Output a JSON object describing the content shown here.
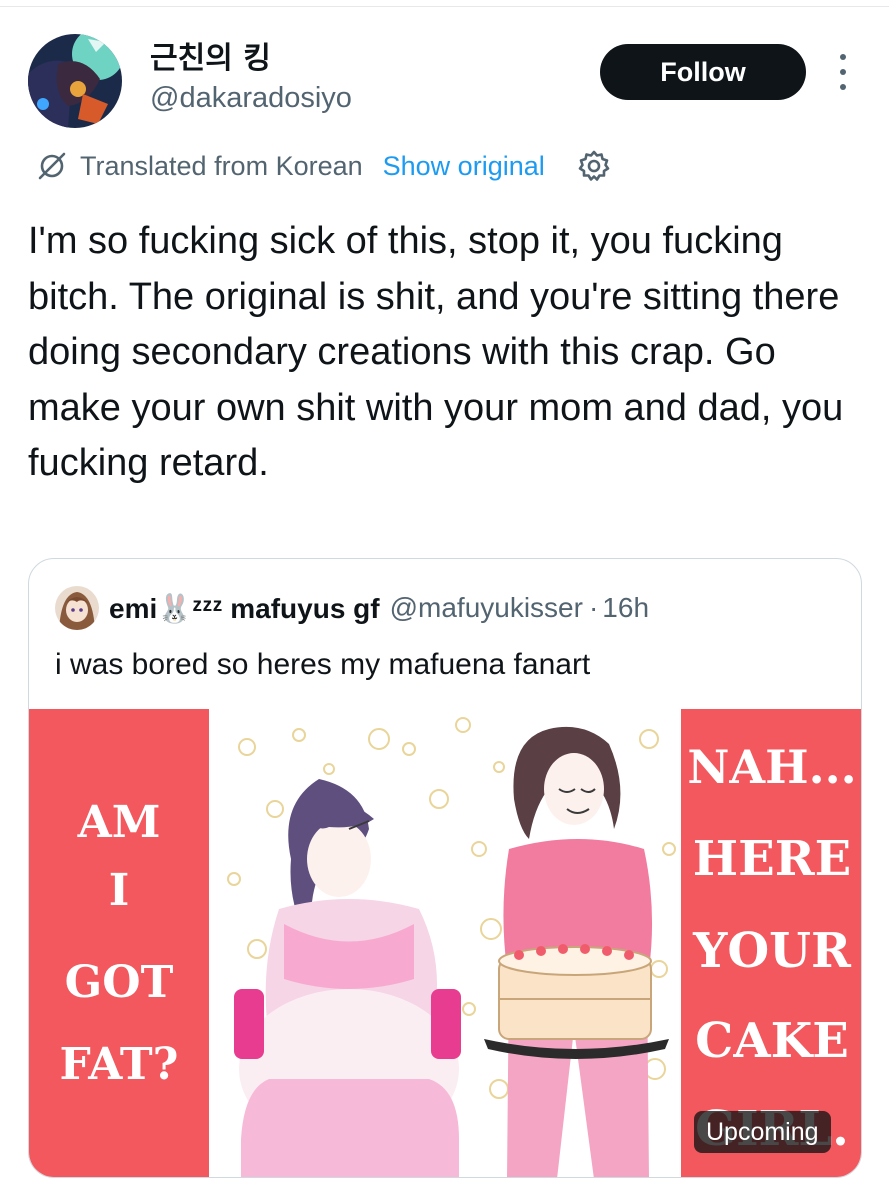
{
  "tweet": {
    "display_name": "근친의 킹",
    "handle": "@dakaradosiyo",
    "follow_label": "Follow",
    "translated_label": "Translated from Korean",
    "show_original_label": "Show original",
    "text": "I'm so fucking sick of this, stop it, you fucking bitch. The original is shit, and you're sitting there doing secondary creations with this crap. Go make your own shit with your mom and dad, you fucking retard."
  },
  "quote": {
    "display_name": "emi🐰ᶻᶻᶻ mafuyus gf",
    "handle": "@mafuyukisser",
    "separator": "·",
    "time": "16h",
    "text": "i was bored so heres my mafuena fanart",
    "media": {
      "left_caption": [
        "AM",
        "I",
        "GOT",
        "FAT?"
      ],
      "right_caption": [
        "NAH...",
        "HERE",
        "YOUR",
        "CAKE",
        "GIRL."
      ],
      "badge": "Upcoming"
    }
  },
  "colors": {
    "accent_blue": "#1d9bf0",
    "follow_bg": "#0f1419",
    "secondary_text": "#536471",
    "panel_red": "#f2585d"
  },
  "icons": {
    "translate": "translate-slash-icon",
    "settings": "gear-icon",
    "more": "more-vertical-icon"
  }
}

== Aim ==
The lines to collect are those holding the string "original"; copy them all.

== Task output ==
    "show_original_label": "Show original",
    "text": "I'm so fucking sick of this, stop it, you fucking bitch. The original is shit, and you're sitting there doing secondary creations with this crap. Go make your own shit with your mom and dad, you fucking retard."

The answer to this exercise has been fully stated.